### [What you are asked to do]
Find every line of the listing below where "That" appears, and copy it.

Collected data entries
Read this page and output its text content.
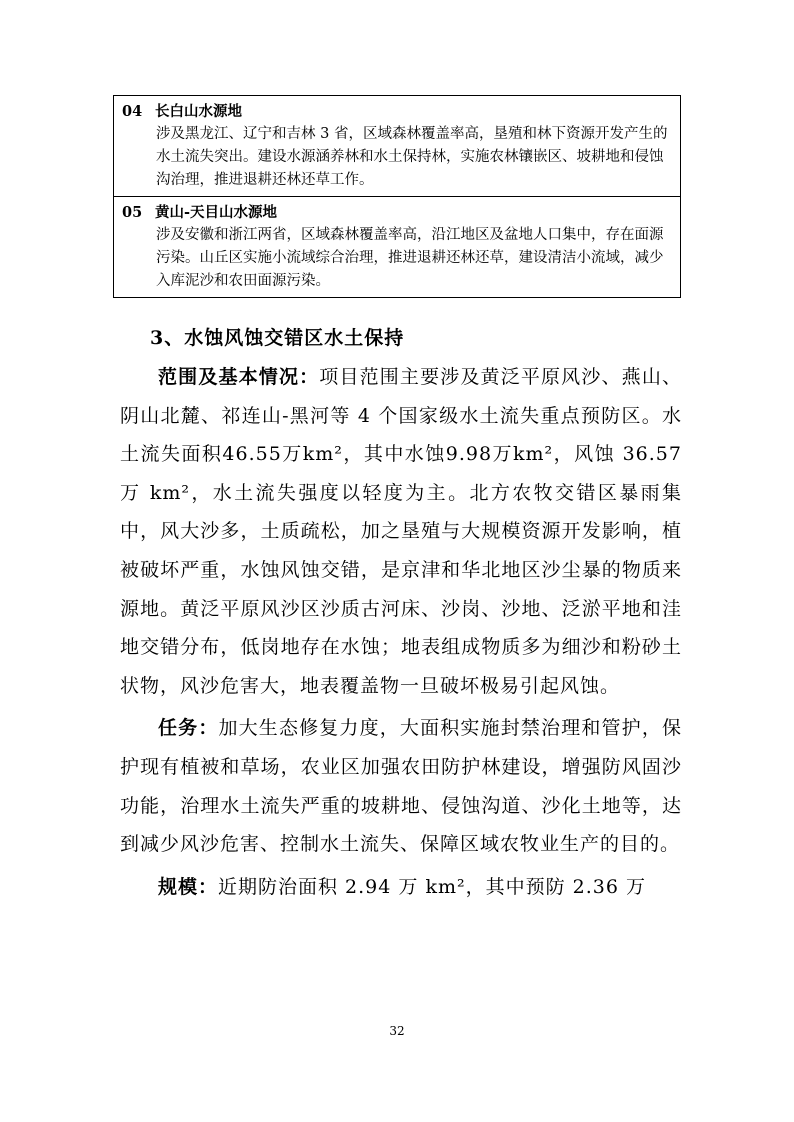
04 长白山水源地
涉及黑龙江、辽宁和吉林 3 省，区域森林覆盖率高，垦殖和林下资源开发产生的水土流失突出。建设水源涵养林和水土保持林，实施农林镶嵌区、坡耕地和侵蚀沟治理，推进退耕还林还草工作。
05 黄山-天目山水源地
涉及安徽和浙江两省，区域森林覆盖率高，沿江地区及盆地人口集中，存在面源污染。山丘区实施小流域综合治理，推进退耕还林还草，建设清洁小流域，减少入库泥沙和农田面源污染。
3、水蚀风蚀交错区水土保持

范围及基本情况：项目范围主要涉及黄泛平原风沙、燕山、阴山北麓、祁连山-黑河等 4 个国家级水土流失重点预防区。水土流失面积46.55万km²，其中水蚀9.98万km²，风蚀 36.57 万 km²，水土流失强度以轻度为主。北方农牧交错区暴雨集中，风大沙多，土质疏松，加之垦殖与大规模资源开发影响，植被破坏严重，水蚀风蚀交错，是京津和华北地区沙尘暴的物质来源地。黄泛平原风沙区沙质古河床、沙岗、沙地、泛淤平地和洼地交错分布，低岗地存在水蚀；地表组成物质多为细沙和粉砂土状物，风沙危害大，地表覆盖物一旦破坏极易引起风蚀。

任务：加大生态修复力度，大面积实施封禁治理和管护，保护现有植被和草场，农业区加强农田防护林建设，增强防风固沙功能，治理水土流失严重的坡耕地、侵蚀沟道、沙化土地等，达到减少风沙危害、控制水土流失、保障区域农牧业生产的目的。

规模：近期防治面积 2.94 万 km²，其中预防 2.36 万

32
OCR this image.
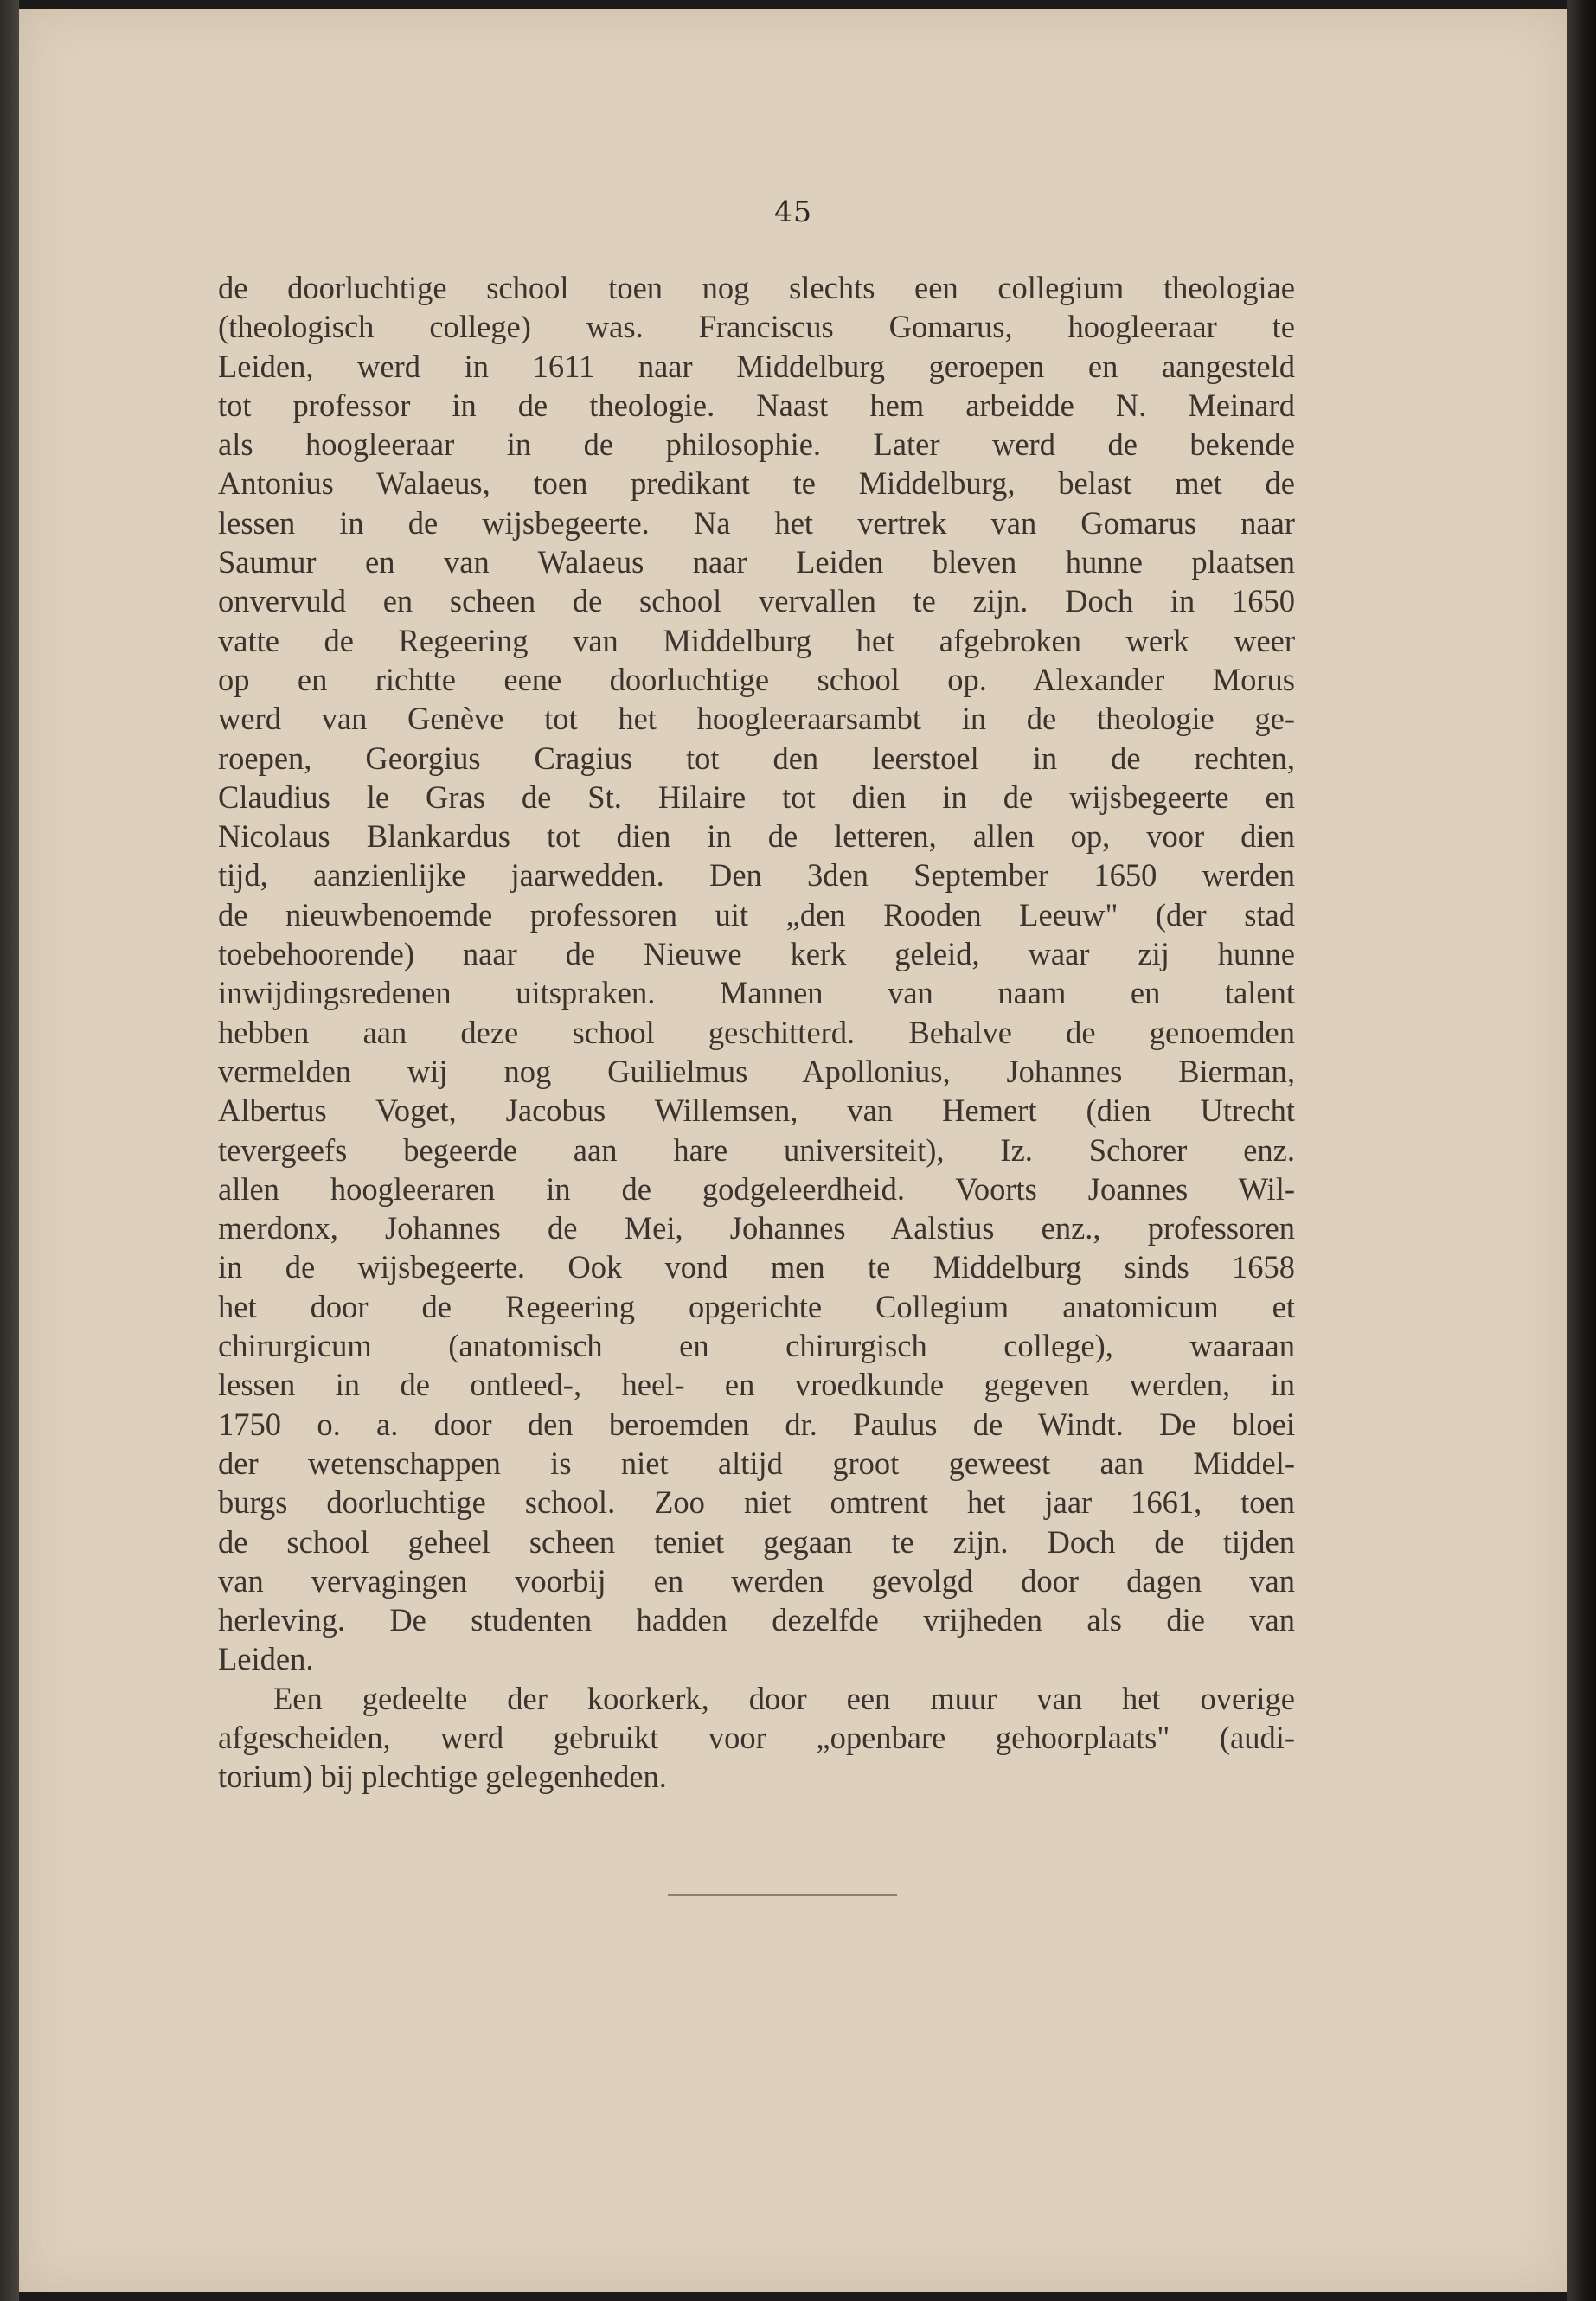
45
de doorluchtige school toen nog slechts een collegium theologiae
(theologisch college) was. Franciscus Gomarus, hoogleeraar te
Leiden, werd in 1611 naar Middelburg geroepen en aangesteld
tot professor in de theologie. Naast hem arbeidde N. Meinard
als hoogleeraar in de philosophie. Later werd de bekende
Antonius Walaeus, toen predikant te Middelburg, belast met de
lessen in de wijsbegeerte. Na het vertrek van Gomarus naar
Saumur en van Walaeus naar Leiden bleven hunne plaatsen
onvervuld en scheen de school vervallen te zijn. Doch in 1650
vatte de Regeering van Middelburg het afgebroken werk weer
op en richtte eene doorluchtige school op. Alexander Morus
werd van Genève tot het hoogleeraarsambt in de theologie ge-
roepen, Georgius Cragius tot den leerstoel in de rechten,
Claudius le Gras de St. Hilaire tot dien in de wijsbegeerte en
Nicolaus Blankardus tot dien in de letteren, allen op, voor dien
tijd, aanzienlijke jaarwedden. Den 3den September 1650 werden
de nieuwbenoemde professoren uit „den Rooden Leeuw" (der stad
toebehoorende) naar de Nieuwe kerk geleid, waar zij hunne
inwijdingsredenen uitspraken. Mannen van naam en talent
hebben aan deze school geschitterd. Behalve de genoemden
vermelden wij nog Guilielmus Apollonius, Johannes Bierman,
Albertus Voget, Jacobus Willemsen, van Hemert (dien Utrecht
tevergeefs begeerde aan hare universiteit), Iz. Schorer enz.
allen hoogleeraren in de godgeleerdheid. Voorts Joannes Wil-
merdonx, Johannes de Mei, Johannes Aalstius enz., professoren
in de wijsbegeerte. Ook vond men te Middelburg sinds 1658
het door de Regeering opgerichte Collegium anatomicum et
chirurgicum (anatomisch en chirurgisch college), waaraan
lessen in de ontleed-, heel- en vroedkunde gegeven werden, in
1750 o. a. door den beroemden dr. Paulus de Windt. De bloei
der wetenschappen is niet altijd groot geweest aan Middel-
burgs doorluchtige school. Zoo niet omtrent het jaar 1661, toen
de school geheel scheen teniet gegaan te zijn. Doch de tijden
van vervagingen voorbij en werden gevolgd door dagen van
herleving. De studenten hadden dezelfde vrijheden als die van
Leiden.
Een gedeelte der koorkerk, door een muur van het overige
afgescheiden, werd gebruikt voor „openbare gehoorplaats" (audi-
torium) bij plechtige gelegenheden.
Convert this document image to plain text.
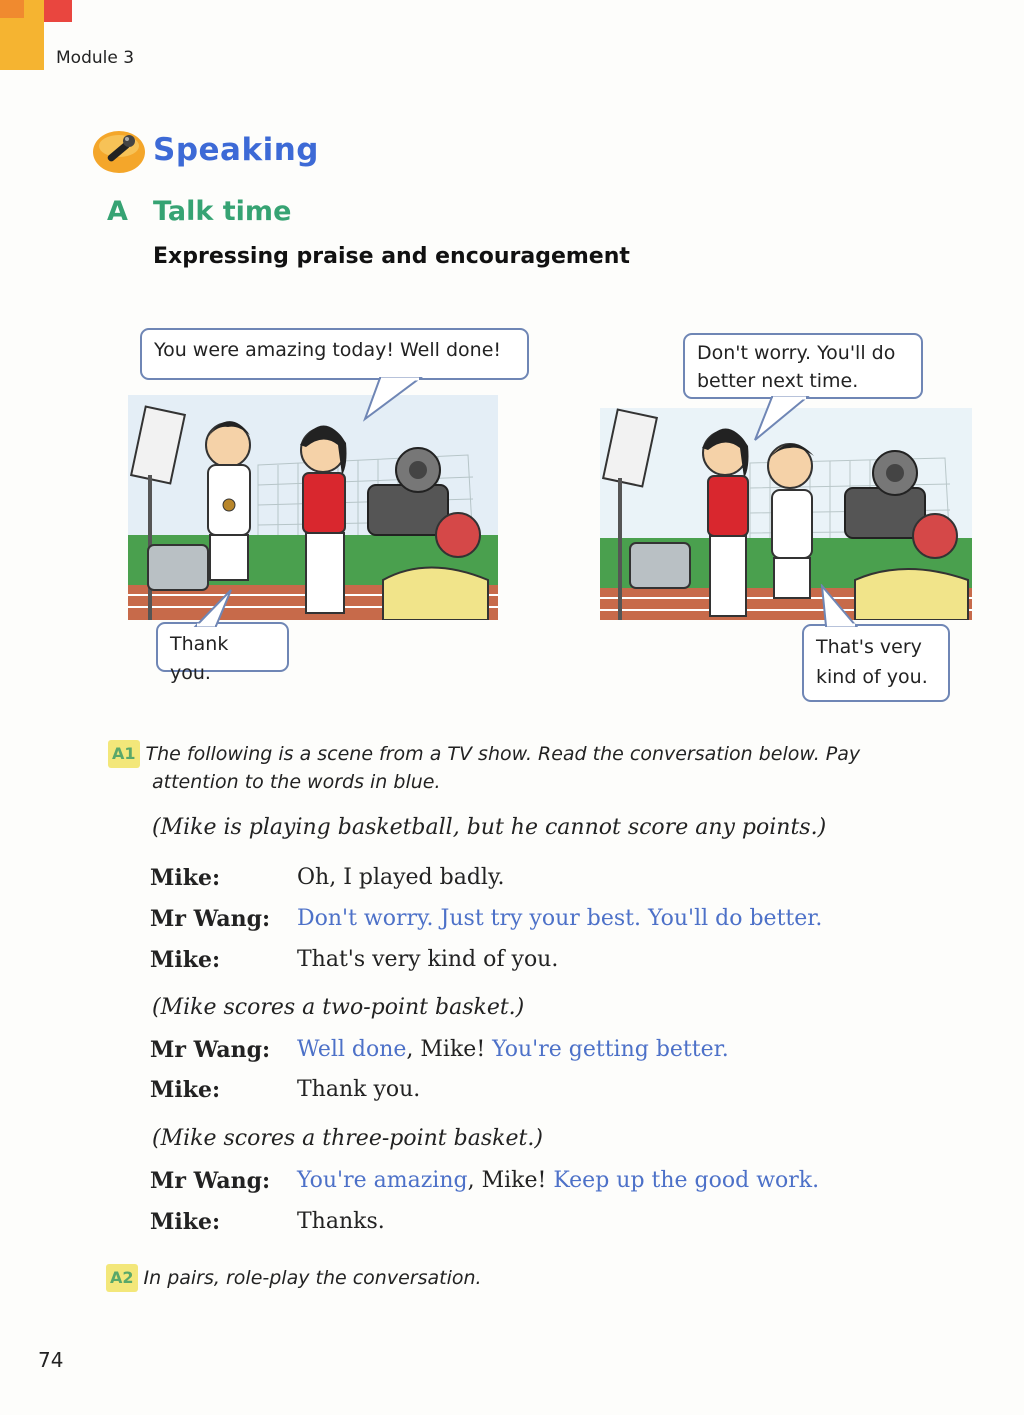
Module 3
Speaking
A Talk time
Expressing praise and encouragement
You were amazing today! Well done!
Thank you.
Don't worry. You'll do
better next time.
That's very
kind of you.
A1 The following is a scene from a TV show. Read the conversation below. Pay
attention to the words in blue.
(Mike is playing basketball, but he cannot score any points.)
Mike:	Oh, I played badly.
Mr Wang: Don't worry. Just try your best. You'll do better.
Mike:	That's very kind of you.
(Mike scores a two-point basket.)
Mr Wang: Well done, Mike! You're getting better.
Mike:	Thank you.
(Mike scores a three-point basket.)
Mr Wang: You're amazing, Mike! Keep up the good work.
Mike:	Thanks.
A2 In pairs, role-play the conversation.
74
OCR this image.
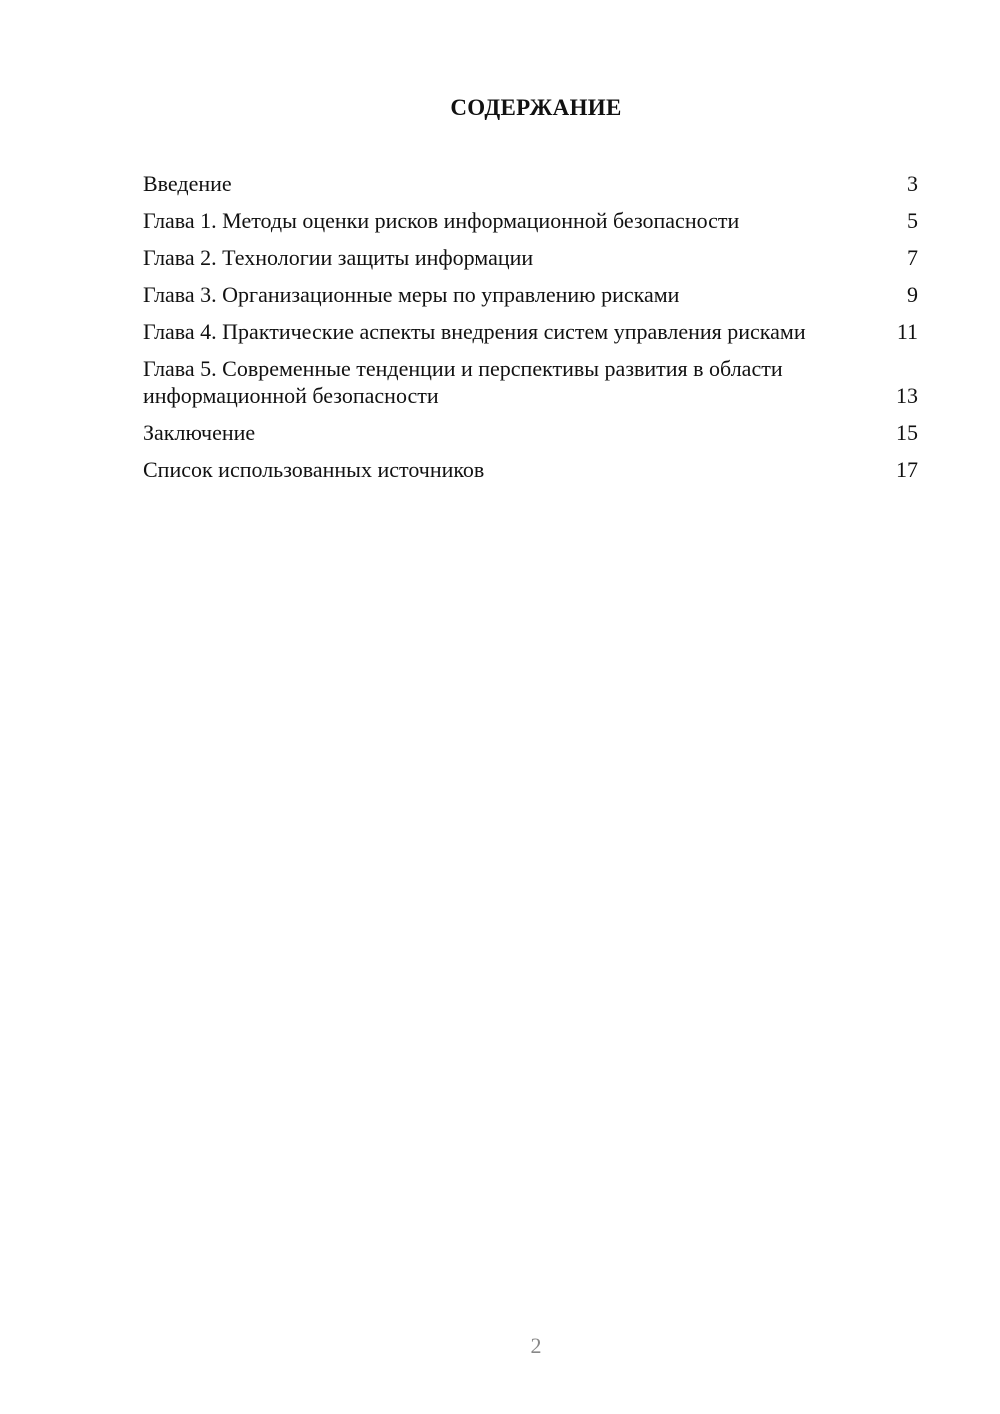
СОДЕРЖАНИЕ
Введение	3
Глава 1. Методы оценки рисков информационной безопасности	5
Глава 2. Технологии защиты информации	7
Глава 3. Организационные меры по управлению рисками	9
Глава 4. Практические аспекты внедрения систем управления рисками	11
Глава 5. Современные тенденции и перспективы развития в области информационной безопасности	13
Заключение	15
Список использованных источников	17
2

### [Task output]
That's very
Mike:	That's very kind of you.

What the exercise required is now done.